┌──

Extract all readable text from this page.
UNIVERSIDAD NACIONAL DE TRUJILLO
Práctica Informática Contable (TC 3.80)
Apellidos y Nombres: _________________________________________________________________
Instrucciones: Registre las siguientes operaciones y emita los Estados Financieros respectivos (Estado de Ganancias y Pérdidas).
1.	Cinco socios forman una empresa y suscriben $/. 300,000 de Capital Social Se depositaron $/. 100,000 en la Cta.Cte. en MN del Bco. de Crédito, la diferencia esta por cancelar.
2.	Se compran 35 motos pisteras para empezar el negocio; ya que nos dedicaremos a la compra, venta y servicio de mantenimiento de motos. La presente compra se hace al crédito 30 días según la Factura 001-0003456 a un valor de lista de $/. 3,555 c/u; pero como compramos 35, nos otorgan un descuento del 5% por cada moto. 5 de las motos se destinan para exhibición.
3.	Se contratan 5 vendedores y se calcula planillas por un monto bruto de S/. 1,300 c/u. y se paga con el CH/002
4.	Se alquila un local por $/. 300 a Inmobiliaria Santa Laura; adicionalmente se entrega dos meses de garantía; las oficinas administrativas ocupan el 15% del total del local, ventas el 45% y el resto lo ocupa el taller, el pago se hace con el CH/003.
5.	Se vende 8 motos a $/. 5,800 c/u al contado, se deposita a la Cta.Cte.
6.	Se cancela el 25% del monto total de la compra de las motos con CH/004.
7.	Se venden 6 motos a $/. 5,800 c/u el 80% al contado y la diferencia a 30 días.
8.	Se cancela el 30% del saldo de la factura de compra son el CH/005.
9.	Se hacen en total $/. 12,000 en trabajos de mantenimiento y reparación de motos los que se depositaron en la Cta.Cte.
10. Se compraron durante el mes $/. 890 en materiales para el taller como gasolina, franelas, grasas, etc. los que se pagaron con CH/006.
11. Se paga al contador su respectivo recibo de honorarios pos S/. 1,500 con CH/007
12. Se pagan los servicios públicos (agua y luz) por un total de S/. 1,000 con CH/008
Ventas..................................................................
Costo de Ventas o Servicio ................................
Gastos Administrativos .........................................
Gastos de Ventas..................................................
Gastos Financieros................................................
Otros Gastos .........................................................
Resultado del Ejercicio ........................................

└──

- **Objective**:
Copy out each line that contains the word "depositaron".

- **Finished answer**:
1.	Cinco socios forman una empresa y suscriben $/. 300,000 de Capital Social Se depositaron $/. 100,000 en la Cta.Cte. en MN del Bco. de Crédito, la diferencia esta por cancelar.
9.	Se hacen en total $/. 12,000 en trabajos de mantenimiento y reparación de motos los que se depositaron en la Cta.Cte.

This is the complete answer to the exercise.